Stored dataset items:
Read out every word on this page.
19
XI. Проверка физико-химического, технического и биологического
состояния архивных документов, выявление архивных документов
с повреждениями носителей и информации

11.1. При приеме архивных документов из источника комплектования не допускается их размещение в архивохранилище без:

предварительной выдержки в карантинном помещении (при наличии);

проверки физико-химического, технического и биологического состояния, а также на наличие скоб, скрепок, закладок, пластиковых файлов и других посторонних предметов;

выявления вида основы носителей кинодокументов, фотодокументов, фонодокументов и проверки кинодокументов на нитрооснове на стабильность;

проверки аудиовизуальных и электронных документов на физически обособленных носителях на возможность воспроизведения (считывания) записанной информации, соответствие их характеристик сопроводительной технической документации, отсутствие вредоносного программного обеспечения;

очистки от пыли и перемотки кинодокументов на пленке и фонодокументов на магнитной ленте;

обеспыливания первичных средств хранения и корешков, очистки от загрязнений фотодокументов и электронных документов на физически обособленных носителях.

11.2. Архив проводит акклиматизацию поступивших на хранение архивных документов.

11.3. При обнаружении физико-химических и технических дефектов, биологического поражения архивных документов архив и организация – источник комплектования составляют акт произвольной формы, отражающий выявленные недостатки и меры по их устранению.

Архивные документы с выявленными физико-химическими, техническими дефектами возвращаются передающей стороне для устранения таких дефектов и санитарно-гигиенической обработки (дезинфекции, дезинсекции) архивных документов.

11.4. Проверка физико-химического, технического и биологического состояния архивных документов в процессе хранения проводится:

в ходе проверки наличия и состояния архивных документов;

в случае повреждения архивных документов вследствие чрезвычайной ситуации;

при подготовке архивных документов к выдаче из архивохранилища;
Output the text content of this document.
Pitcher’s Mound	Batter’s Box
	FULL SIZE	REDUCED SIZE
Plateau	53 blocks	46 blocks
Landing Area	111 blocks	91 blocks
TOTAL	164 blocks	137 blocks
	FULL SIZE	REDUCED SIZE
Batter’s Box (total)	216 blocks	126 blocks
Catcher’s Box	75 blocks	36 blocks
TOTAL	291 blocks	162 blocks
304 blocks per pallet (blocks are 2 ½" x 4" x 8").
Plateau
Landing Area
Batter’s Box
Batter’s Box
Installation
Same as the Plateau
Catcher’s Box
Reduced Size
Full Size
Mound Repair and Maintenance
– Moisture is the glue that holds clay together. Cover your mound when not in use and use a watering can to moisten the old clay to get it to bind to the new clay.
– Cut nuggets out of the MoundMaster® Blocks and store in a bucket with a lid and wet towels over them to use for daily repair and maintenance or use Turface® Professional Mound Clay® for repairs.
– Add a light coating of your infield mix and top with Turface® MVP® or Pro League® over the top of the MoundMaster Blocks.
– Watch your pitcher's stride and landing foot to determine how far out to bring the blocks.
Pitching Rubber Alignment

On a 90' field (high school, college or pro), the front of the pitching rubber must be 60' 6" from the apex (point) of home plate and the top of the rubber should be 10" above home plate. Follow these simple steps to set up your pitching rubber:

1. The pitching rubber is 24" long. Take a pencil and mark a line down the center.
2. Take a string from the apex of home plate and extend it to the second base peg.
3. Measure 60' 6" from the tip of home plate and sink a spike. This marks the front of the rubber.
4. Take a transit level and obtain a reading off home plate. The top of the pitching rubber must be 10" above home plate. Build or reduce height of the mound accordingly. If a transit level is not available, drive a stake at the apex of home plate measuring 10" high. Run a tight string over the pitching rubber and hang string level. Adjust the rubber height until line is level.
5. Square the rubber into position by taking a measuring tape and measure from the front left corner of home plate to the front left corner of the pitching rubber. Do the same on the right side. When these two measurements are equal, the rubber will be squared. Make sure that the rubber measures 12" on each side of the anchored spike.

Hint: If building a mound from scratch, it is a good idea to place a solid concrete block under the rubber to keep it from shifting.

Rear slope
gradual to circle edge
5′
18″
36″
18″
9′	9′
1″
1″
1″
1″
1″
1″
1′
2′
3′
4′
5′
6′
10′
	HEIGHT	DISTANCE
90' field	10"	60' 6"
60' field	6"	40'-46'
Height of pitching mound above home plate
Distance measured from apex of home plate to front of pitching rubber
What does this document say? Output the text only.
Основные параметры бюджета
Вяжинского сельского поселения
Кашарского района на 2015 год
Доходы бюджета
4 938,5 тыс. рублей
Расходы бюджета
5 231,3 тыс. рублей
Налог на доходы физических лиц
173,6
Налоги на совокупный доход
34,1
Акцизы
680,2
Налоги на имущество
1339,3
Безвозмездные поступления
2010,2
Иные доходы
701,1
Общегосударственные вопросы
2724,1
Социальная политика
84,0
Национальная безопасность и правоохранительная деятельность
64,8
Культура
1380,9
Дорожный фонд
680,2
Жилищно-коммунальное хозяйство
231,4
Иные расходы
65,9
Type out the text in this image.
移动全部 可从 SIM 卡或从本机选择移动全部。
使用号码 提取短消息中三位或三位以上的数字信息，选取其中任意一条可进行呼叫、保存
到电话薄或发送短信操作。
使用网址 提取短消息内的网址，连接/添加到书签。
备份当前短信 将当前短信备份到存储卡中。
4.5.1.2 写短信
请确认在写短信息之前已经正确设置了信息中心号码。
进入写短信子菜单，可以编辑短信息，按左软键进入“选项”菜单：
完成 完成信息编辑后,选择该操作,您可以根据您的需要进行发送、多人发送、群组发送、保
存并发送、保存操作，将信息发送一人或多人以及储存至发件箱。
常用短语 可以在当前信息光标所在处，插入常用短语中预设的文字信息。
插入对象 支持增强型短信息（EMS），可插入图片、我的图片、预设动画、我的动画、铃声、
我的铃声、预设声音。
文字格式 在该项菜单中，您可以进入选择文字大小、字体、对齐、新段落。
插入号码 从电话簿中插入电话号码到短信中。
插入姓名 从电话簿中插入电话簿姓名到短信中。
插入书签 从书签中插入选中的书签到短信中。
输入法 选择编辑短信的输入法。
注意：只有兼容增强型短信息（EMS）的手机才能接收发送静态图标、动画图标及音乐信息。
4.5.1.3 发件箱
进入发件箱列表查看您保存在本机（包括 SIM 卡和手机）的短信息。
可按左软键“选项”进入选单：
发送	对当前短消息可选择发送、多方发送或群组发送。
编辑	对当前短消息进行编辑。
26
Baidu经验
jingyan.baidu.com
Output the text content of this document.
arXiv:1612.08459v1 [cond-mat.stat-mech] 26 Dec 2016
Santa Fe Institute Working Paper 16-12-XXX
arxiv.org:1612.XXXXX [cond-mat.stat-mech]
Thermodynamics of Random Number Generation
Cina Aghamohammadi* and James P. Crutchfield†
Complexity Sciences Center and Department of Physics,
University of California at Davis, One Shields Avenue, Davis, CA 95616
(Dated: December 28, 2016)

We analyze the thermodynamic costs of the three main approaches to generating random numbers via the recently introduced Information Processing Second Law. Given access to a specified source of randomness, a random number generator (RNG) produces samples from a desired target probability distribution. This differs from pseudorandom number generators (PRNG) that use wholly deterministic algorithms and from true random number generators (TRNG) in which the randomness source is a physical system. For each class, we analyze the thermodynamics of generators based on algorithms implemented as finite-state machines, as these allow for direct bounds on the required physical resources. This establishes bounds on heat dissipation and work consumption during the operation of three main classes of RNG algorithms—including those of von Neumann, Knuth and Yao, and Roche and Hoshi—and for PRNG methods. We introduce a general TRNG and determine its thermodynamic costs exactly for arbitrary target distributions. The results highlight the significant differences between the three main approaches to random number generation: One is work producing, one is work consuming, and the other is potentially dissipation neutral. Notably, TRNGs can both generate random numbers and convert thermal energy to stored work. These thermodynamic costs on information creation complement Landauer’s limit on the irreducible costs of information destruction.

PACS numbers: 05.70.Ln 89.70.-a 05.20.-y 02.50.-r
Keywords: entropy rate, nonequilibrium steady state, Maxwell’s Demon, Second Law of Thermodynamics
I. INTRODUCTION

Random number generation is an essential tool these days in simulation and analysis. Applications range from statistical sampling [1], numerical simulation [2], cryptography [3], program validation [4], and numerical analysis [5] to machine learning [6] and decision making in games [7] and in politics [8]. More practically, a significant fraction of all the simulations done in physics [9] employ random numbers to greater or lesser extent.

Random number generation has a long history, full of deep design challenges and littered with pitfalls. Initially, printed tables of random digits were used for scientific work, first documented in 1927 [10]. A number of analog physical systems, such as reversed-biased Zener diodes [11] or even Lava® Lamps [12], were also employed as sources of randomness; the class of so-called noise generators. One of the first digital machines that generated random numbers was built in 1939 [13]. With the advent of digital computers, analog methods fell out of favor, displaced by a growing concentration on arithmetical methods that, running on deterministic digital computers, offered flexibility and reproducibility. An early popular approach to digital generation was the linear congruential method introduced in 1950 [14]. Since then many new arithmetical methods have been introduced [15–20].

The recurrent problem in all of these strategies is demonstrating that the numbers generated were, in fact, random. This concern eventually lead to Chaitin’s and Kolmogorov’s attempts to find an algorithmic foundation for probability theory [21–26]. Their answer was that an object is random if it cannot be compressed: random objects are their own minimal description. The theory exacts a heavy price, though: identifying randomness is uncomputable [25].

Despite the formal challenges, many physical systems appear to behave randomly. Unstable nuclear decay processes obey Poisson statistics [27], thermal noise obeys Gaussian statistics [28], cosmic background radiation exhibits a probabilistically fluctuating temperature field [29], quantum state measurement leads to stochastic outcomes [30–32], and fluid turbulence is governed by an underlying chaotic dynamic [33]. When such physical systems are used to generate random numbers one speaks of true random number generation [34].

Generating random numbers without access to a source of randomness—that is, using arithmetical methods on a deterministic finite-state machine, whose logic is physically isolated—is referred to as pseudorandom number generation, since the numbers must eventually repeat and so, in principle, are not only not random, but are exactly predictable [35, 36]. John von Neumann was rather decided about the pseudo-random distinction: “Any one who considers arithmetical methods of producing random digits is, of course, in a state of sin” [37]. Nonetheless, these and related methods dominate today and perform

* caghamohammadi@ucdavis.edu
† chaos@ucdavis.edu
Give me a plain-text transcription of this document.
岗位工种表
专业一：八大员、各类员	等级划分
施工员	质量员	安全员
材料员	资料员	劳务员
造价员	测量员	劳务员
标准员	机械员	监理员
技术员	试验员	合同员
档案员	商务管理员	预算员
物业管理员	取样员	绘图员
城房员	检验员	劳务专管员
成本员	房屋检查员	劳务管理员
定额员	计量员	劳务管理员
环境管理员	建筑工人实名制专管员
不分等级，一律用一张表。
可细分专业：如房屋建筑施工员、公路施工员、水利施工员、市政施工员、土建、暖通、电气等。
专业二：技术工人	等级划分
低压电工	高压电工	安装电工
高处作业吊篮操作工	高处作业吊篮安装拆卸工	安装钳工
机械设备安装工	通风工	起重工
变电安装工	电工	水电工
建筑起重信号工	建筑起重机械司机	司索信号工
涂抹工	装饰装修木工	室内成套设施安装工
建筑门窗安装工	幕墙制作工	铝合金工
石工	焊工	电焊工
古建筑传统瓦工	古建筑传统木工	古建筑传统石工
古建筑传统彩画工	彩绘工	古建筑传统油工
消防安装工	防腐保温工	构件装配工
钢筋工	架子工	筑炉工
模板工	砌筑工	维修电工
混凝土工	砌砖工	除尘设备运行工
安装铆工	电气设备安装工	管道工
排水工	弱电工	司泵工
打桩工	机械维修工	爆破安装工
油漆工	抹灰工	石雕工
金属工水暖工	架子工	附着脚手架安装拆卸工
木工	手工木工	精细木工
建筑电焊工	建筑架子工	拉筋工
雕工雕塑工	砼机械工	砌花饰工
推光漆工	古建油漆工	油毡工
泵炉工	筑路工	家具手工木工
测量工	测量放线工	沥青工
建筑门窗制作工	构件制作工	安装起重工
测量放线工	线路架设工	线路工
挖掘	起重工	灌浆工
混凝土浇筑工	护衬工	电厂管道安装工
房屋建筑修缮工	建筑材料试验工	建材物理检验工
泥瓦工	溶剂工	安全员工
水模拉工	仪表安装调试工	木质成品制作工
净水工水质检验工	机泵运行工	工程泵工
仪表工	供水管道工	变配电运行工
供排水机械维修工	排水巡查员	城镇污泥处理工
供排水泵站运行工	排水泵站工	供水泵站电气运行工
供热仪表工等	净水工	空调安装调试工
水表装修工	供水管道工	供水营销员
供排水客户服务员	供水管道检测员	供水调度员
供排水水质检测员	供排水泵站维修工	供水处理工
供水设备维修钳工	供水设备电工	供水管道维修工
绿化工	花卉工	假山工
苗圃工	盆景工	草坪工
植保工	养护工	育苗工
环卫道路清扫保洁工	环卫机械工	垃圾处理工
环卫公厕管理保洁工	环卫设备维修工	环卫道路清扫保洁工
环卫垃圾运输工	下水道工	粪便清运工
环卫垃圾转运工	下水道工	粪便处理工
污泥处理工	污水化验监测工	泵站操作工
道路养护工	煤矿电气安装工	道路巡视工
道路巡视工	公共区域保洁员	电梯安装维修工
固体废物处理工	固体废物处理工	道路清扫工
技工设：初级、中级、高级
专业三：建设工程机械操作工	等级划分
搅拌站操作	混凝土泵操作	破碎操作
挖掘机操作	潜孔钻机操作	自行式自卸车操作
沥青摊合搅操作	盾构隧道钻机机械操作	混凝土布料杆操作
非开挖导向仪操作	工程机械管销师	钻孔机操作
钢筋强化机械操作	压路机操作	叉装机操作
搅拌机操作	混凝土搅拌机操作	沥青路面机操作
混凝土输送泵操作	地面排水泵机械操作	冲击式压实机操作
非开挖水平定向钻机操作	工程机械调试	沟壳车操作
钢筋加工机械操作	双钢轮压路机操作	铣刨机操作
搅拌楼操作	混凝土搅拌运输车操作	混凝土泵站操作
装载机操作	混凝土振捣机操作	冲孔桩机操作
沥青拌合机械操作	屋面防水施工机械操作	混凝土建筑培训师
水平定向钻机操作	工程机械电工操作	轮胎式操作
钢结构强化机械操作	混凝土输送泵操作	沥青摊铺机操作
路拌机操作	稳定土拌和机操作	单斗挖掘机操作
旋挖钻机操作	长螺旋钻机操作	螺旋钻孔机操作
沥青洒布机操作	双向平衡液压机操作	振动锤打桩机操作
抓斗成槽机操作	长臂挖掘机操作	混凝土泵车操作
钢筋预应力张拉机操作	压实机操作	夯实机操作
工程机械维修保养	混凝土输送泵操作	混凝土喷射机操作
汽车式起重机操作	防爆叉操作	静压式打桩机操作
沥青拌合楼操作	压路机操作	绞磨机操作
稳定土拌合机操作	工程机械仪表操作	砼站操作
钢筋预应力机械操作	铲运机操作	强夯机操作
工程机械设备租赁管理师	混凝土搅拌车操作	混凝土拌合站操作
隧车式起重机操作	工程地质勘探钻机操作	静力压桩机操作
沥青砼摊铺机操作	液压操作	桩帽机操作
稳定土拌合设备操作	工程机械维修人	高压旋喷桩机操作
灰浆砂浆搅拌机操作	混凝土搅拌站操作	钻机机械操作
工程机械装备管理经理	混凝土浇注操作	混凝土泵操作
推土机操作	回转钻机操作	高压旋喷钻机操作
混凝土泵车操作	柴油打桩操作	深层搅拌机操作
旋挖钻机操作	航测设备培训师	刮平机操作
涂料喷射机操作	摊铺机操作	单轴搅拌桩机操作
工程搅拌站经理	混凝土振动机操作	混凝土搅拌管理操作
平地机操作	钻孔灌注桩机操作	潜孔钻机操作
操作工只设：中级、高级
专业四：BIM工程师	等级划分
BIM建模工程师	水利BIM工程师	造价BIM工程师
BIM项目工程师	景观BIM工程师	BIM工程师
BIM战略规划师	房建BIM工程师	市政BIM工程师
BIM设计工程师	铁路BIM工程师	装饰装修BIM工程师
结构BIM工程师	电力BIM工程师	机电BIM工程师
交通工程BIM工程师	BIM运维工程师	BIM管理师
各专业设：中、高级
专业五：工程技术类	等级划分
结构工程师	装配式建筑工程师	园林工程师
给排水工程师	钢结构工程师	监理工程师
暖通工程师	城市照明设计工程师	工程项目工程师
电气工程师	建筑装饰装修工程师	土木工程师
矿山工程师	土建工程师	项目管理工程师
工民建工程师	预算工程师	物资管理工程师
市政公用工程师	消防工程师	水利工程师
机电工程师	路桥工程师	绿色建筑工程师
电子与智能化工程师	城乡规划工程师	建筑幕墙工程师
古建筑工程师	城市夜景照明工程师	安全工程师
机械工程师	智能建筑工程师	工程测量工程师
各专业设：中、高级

● Job:
Working from the listing above, pick out every line that has "Налоги" and copy it.

● The reply:
Налоги на совокупный доход
Налоги на имущество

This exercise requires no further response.